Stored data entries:

_ _ _ _ _ _ _

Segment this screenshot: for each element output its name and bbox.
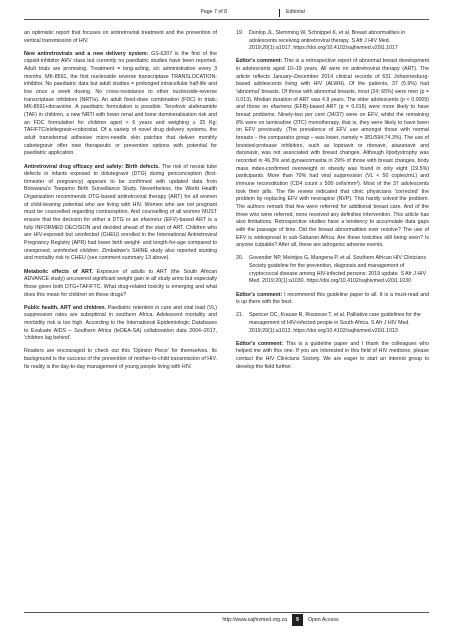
- paragraph-heading: New antiretrovirals and a new delivery system:: [24, 50, 152, 57]
- header-divider: [279, 9, 280, 17]
- reference-item: [236, 312, 429, 335]
- editor-comment-text: I recommend this guideline paper to all. It is a must-read and is up there with the best.: [236, 291, 429, 306]
- editor-comment: [236, 341, 429, 372]
- editor-comment-text: This is a retrospective report of abnormal breast development in adolescents aged 10–19 years. All were on antiretroviral therapy (ART). The article reflects January–December 2014 clinical records of 631 Johannesburg-based adolescents living with HIV (ALWH). Of the patients, 37 (5.9%) had 'abnormal' breasts. Of those with abnormal breasts, most (24; 65%) were men (p = 0.013). Median duration of ART was 4.9 years. The older adolescents (p < 0.0005) and those on efavirenz (EFB)-based ART (p = 0.016) were more likely to have breast problems. Ninety-two per cent (34/37) were on EFV, whilst the remaining 8% were on lamivudine (3TC) monotherapy, that is, they were likely to have been on EFV previously. (The prevalence of EFV use amongst those with normal breasts – the comparator group – was lower, namely = 381/594;74.3%). The use of boosted-protease inhibitors, such as lopinavir or ritonavir, atazanavir and darunavir, was not associated with breast changes. Although lipodystrophy was recorded in 46.3% and gynaecomastia in 29% of those with breast changes, body mass index-confirmed overweight or obesity was found in only eight (19.5%) participants. More than 70% had viral suppression (VL < 50 copies/mL) and immune reconstitution (CD4 count ≥ 500 cells/mm³). Most of the 37 adolescents took their pills. The file review indicated that clinic physicians 'corrected' the problem by replacing EFV with nevirapine (NVP). This hardly solved the problem. The authors remark that few were referred for additional breast care. And of the three who were referred, none received any definitive intervention. This article has also limitations. Retrospective studies have a tendency to accumulate data gaps with the passage of time. Did the breast abnormalities ever resolve? The use of EFV is widespread in sub-Saharan Africa. Are these toxicities still being seen? Is anyone culpable? After all, these are iatrogenic adverse events.: [236, 58, 429, 249]
- paragraph-text: Paediatric retention in care and viral load (VL) suppression rates are suboptimal in southern Africa. Adolescent mortality and morbidity risk is too high. According to the International Epidemiologic Databases to Evaluate AIDS – Southern Africa (IeDEA-SA) collaboration data 2004–2017, 'children lag behind'.: [24, 304, 217, 342]
- left-column: [24, 30, 217, 377]
- section-label: Editorial: [286, 9, 305, 15]
- paragraph-heading: Metabolic effects of ART.: [24, 268, 97, 275]
- page-number: 9: [292, 614, 303, 626]
- paragraph-text: Readers are encouraged to check out this 'Opinion Piece' for themselves. Its background is the success of the prevention of mother-to-child transmission of HIV. Its reality is the day-to-day management of young people living with HIV.: [24, 348, 217, 370]
- journal-url-link[interactable]: http://www.sajhivmed.org.za: [222, 617, 287, 623]
- reference-number: 21.: [236, 312, 244, 319]
- page-header: [24, 7, 429, 18]
- reference-number: 19.: [236, 30, 244, 36]
- page-footer: [24, 615, 429, 626]
- paragraph-text: The risk of neural tube defects in infants exposed to dolutegravir (DTG) during periconception (first-trimester of pregnancy) appears to be confirmed with updated data from Botswana's Tsepamo Birth Surveillance Study. Nevertheless, the World Health Organization recommends DTG-based antiretroviral therapy (ART) for all women of child-bearing potential who are living with HIV. Women who are not pregnant must be counselled regarding contraception. And counselling of all women MUST ensure that the decision for either a DTG or an efavirenz (EFV)-based ART is a fully INFORMED DECISION and decided ahead of the start of ART. Children who are HIV-exposed but uninfected (CHEU) enrolled in the International Antiretroviral Pregnancy Registry (APR) had lower birth weight- and length-for-age compared to unexposed, uninfected children. Zimbabwe's SHINE study also reported stunting and mortality risk to CHEU (see comment summary 13 above).: [24, 163, 217, 262]
- right-column: [236, 30, 429, 377]
- open-access-label: Open Access: [308, 617, 339, 623]
- left-paragraph: [24, 51, 217, 158]
- editor-comment: [236, 292, 429, 307]
- left-paragraph: [24, 348, 217, 371]
- paragraph-text: Exposure of adults to ART (the South African ADVANCE study) uncovered significant weight gain in all study arms but especially those given both DTG+TAF/FTC. What drug-related toxicity is emerging and what does this mean for children on these drugs?: [24, 268, 217, 298]
- editor-comment: [236, 58, 429, 249]
- paragraph-text: an optimistic report that focuses on antiretroviral treatment and the prevention of vertical transmission of HIV.: [24, 30, 217, 44]
- reference-text: Govender NP, Meintjes G, Mangena P, et al. Southern African HIV Clinicians Society guideline for the prevention, diagnosis and management of cryptococcal disease among HIV-infected persons: 2019 update. S Afr J HIV Med. 2019;20(1):a1030. https://doi.org/10.4102/sajhivmed.v20i1.1030: [249, 255, 427, 285]
- footer-rule: [24, 612, 429, 613]
- header-rule: [24, 19, 429, 20]
- reference-number: 20.: [236, 255, 244, 262]
- editor-comment-text: This is a guideline paper and I thank the colleagues who helped me with this one. If you are interested in this field of HIV medicine, please contact the HIV Clinicians Society. We are eager to start an interest group to develop the field further.: [236, 340, 429, 370]
- reference-item: [236, 30, 429, 53]
- left-paragraph: [24, 305, 217, 343]
- paragraph-heading: Public health, ART and children.: [24, 304, 108, 311]
- left-paragraph: [24, 269, 217, 300]
- editor-comment-heading: Editor's comment:: [236, 58, 284, 65]
- paragraph-heading: Antiretroviral drug efficacy and safety: Birth defects.: [24, 163, 162, 170]
- reference-text: Spencer DC, Krause R, Rossouw T, et al. Palliative care guidelines for the management of HIV-infected people in South Africa. S Afr J HIV Med. 2019;20(1):a1013. https://doi.org/10.4102/sajhivmed.v20i1.1013: [249, 312, 421, 334]
- reference-text: Dunlop JL, Slemming W, Schnippel K, et al. Breast abnormalities in adolescents receiving antiretroviral therapy. S Afr J HIV Med. 2019;20(1):a1017. https://doi.org/10.4102/sajhivmed.v20i1.1017: [249, 30, 406, 52]
- reference-item: [236, 255, 429, 286]
- drug-name: GS-6207: [151, 50, 173, 57]
- editor-comment-heading: Editor's comment:: [236, 340, 286, 347]
- left-paragraph: [24, 30, 217, 45]
- paragraph-text: is the first of the capsid-inhibitor ARV class but currently no paediatric studies have been reported. Adult trials are promising. Treatment = long-acting, s/c administration every 3 months. MK-8591, the first nucleoside reverse transcriptase TRANSLOCATION-inhibitor. No paediatric data but adult studies = prolonged intracellular half-life and low once a week dosing. No cross-resistance to other nucleoside-reverse transcriptase inhibitors (NRTIs). An adult fixed-dose combination (FDC) in trials: MK-8591+doravirine. A paediatric formulation is possible. Tenofovir alafenamide (TAF) in children, a new NRTI with lower renal and bone demineralisation risk and an FDC formulation for children aged > 6 years and weighing ≥ 25 Kg: TAF/FTC/elvitegravir+cobicistat. Of a variety of novel drug delivery systems, the adult transdermal adhesive micro-needle skin patches that deliver monthly cabotegravir offer new therapeutic or prevention options with potential for paediatric application.: [24, 50, 217, 157]
- page-label: Page 7 of 8: [200, 9, 227, 15]
- editor-comment-heading: Editor's comment:: [236, 291, 285, 298]
- left-paragraph: [24, 164, 217, 264]
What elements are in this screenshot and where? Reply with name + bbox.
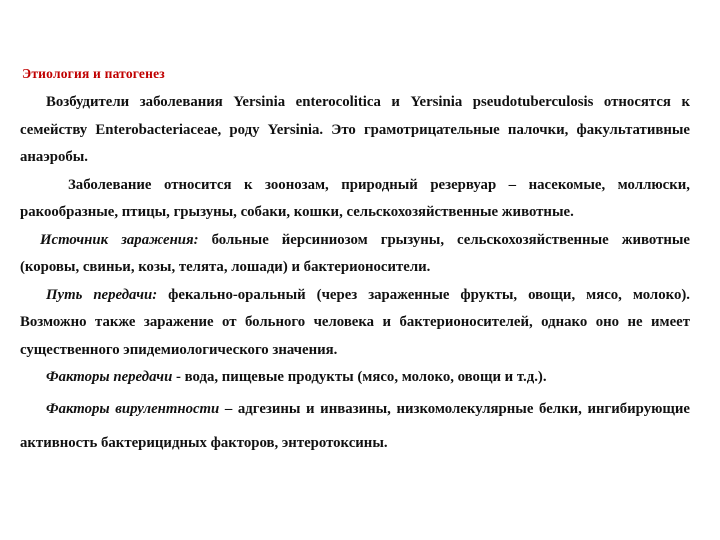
body-text bbox=[20, 89, 690, 460]
paragraph-transmission-route bbox=[20, 282, 690, 365]
virulence-factors-text: – адгезины и инвазины, низкомолекулярные белки, ингибирующие активность бактерицидных факторов, энтеротоксины. bbox=[20, 400, 690, 451]
paragraph-pathogens: Возбудители заболевания Yersinia enterocolitica и Yersinia pseudotuberculosis относятся к семейству Enterobacteriaceae, роду Yersinia. Это грамотрицательные палочки, факультативные анаэробы. bbox=[20, 94, 690, 165]
paragraph-virulence-factors bbox=[20, 392, 690, 460]
transmission-factors-text: - вода, пищевые продукты (мясо, молоко, овощи и т.д.). bbox=[172, 369, 547, 385]
term-transmission-factors: Факторы передачи bbox=[46, 369, 173, 385]
paragraph-transmission-factors bbox=[20, 364, 690, 392]
term-transmission-route: Путь передачи: bbox=[46, 286, 158, 303]
term-virulence-factors: Факторы вирулентности bbox=[46, 400, 220, 417]
paragraph-infection-source bbox=[20, 227, 690, 282]
paragraph-zoonosis: Заболевание относится к зоонозам, природный резервуар – насекомые, моллюски, ракообразные, птицы, грызуны, собаки, кошки, сельскохозяйственные животные. bbox=[20, 176, 690, 220]
term-infection-source: Источник заражения: bbox=[40, 231, 199, 248]
section-title: Этиология и патогенез bbox=[22, 66, 165, 81]
infection-source-text: больные йерсиниозом грызуны, сельскохозяйственные животные (коровы, свиньи, козы, телята, лошади) и бактерионосители. bbox=[20, 231, 690, 275]
transmission-route-text: фекально-оральный (через зараженные фрукты, овощи, мясо, молоко). Возможно также заражение от больного человека и бактерионосителей, однако оно не имеет существенного эпидемиологического значения. bbox=[20, 286, 690, 358]
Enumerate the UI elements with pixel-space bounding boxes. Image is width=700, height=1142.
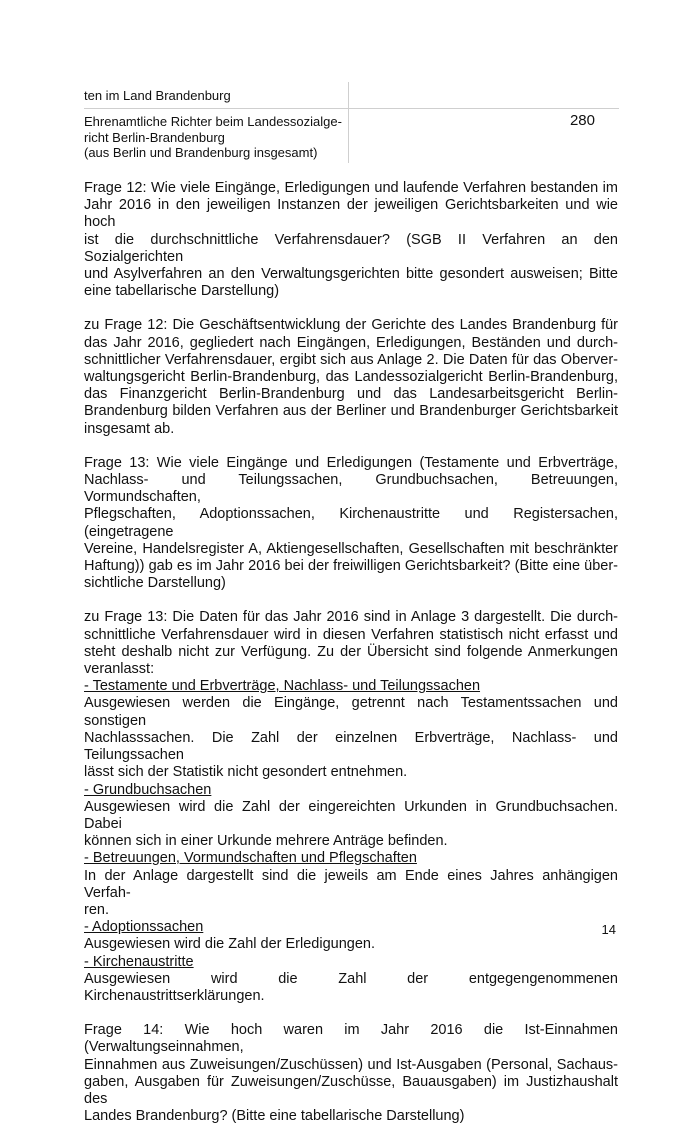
- text-line: Frage 14: Wie hoch waren im Jahr 2016 die Ist-Einnahmen (Verwaltungseinnahmen,: [84, 1022, 618, 1056]
- text-line: schnittliche Verfahrensdauer wird in diesen Verfahren statistisch nicht erfasst und: [84, 626, 618, 643]
- text-line: Nachlass- und Teilungssachen, Grundbuchsachen, Betreuungen, Vormundschaften,: [84, 472, 618, 506]
- table-row: [84, 109, 619, 163]
- cell-line: Ehrenamtliche Richter beim Landessozialge-: [84, 114, 342, 129]
- table-cell-value: [348, 82, 619, 108]
- text-line: können sich in einer Urkunde mehrere Anträge befinden.: [84, 833, 448, 850]
- page-number: 14: [601, 922, 616, 937]
- text-line: zu Frage 12: Die Geschäftsentwicklung der Gerichte des Landes Brandenburg für: [84, 317, 618, 334]
- text-line: ren.: [84, 901, 109, 918]
- text-line: zu Frage 13: Die Daten für das Jahr 2016 sind in Anlage 3 dargestellt. Die durch-: [84, 609, 618, 626]
- note-heading: - Kirchenaustritte: [84, 953, 194, 970]
- text-line: Einnahmen aus Zuweisungen/Zuschüssen) und Ist-Ausgaben (Personal, Sachaus-: [84, 1056, 618, 1073]
- text-line: sichtliche Darstellung): [84, 575, 226, 592]
- text-line: Ausgewiesen wird die Zahl der eingereichten Urkunden in Grundbuchsachen. Dabei: [84, 798, 618, 832]
- note-heading: - Testamente und Erbverträge, Nachlass- und Teilungssachen: [84, 678, 481, 695]
- table-cell-label: [84, 109, 348, 163]
- question-13: [84, 455, 618, 593]
- text-line: waltungsgericht Berlin-Brandenburg, das Landessozialgericht Berlin-Brandenburg,: [84, 369, 618, 386]
- note-heading: - Adoptionssachen: [84, 919, 204, 936]
- text-line: Frage 13: Wie viele Eingänge und Erledigungen (Testamente und Erbverträge,: [84, 454, 618, 471]
- text-line: In der Anlage dargestellt sind die jeweils am Ende eines Jahres anhängigen Verfah-: [84, 867, 618, 901]
- text-line: schnittlicher Verfahrensdauer, ergibt sich aus Anlage 2. Die Daten für das Oberver-: [84, 351, 618, 368]
- answer-13: [84, 609, 618, 1005]
- text-line: Jahr 2016 in den jeweiligen Instanzen der jeweiligen Gerichtsbarkeiten und wie hoch: [84, 197, 618, 231]
- text-line: Ausgewiesen wird die Zahl der Erledigungen.: [84, 936, 375, 953]
- text-line: Frage 12: Wie viele Eingänge, Erledigungen und laufende Verfahren bestanden im: [84, 180, 618, 196]
- document-body: [84, 180, 618, 1142]
- question-14: [84, 1022, 618, 1125]
- cell-line: (aus Berlin und Brandenburg insgesamt): [84, 145, 318, 160]
- cell-line: richt Berlin-Brandenburg: [84, 129, 225, 145]
- table-row: [84, 82, 619, 109]
- note-heading: - Betreuungen, Vormundschaften und Pflegschaften: [84, 850, 417, 867]
- question-12: [84, 180, 618, 300]
- text-line: Brandenburg bilden Verfahren aus der Berliner und Brandenburger Gerichtsbarkeit: [84, 403, 618, 420]
- text-line: und Asylverfahren an den Verwaltungsgerichten bitte gesondert ausweisen; Bitte: [84, 266, 618, 283]
- text-line: Haftung)) gab es im Jahr 2016 bei der freiwilligen Gerichtsbarkeit? (Bitte eine über-: [84, 558, 618, 575]
- table-cell-value: 280: [348, 109, 619, 163]
- text-line: das Jahr 2016, gegliedert nach Eingängen, Erledigungen, Beständen und durch-: [84, 334, 618, 351]
- answer-12: [84, 317, 618, 437]
- text-line: eine tabellarische Darstellung): [84, 283, 280, 300]
- text-line: das Finanzgericht Berlin-Brandenburg und das Landesarbeitsgericht Berlin-: [84, 386, 618, 403]
- table-fragment: [84, 82, 619, 163]
- text-line: gaben, Ausgaben für Zuweisungen/Zuschüsse, Bauausgaben) im Justizhaushalt des: [84, 1073, 618, 1107]
- table-cell-label: ten im Land Brandenburg: [84, 88, 231, 103]
- text-line: steht deshalb nicht zur Verfügung. Zu der Übersicht sind folgende Anmerkungen: [84, 643, 618, 660]
- text-line: veranlasst:: [84, 661, 155, 678]
- text-line: Ausgewiesen wird die Zahl der entgegengenommenen Kirchenaustrittserklärungen.: [84, 970, 618, 1004]
- text-line: insgesamt ab.: [84, 420, 175, 437]
- text-line: Pflegschaften, Adoptionssachen, Kirchenaustritte und Registersachen, (eingetragene: [84, 506, 618, 540]
- text-line: Nachlasssachen. Die Zahl der einzelnen Erbverträge, Nachlass- und Teilungssachen: [84, 729, 618, 764]
- text-line: ist die durchschnittliche Verfahrensdauer? (SGB II Verfahren an den Sozialgerichten: [84, 231, 618, 265]
- text-line: Landes Brandenburg? (Bitte eine tabellarische Darstellung): [84, 1108, 465, 1125]
- note-heading: - Grundbuchsachen: [84, 781, 212, 798]
- text-line: lässt sich der Statistik nicht gesondert entnehmen.: [84, 764, 408, 781]
- text-line: Ausgewiesen werden die Eingänge, getrennt nach Testamentssachen und sonstigen: [84, 695, 618, 729]
- text-line: Vereine, Handelsregister A, Aktiengesellschaften, Gesellschaften mit beschränkter: [84, 540, 618, 557]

_ _ _ _ _ _ _

Every line containing the string "Kirchenaustritte" is required; copy each such line from the data.

Task output:
- note-heading: - Kirchenaustritte: [84, 953, 194, 970]
- text-line: Pflegschaften, Adoptionssachen, Kirchenaustritte und Registersachen, (eingetragene: [84, 506, 618, 540]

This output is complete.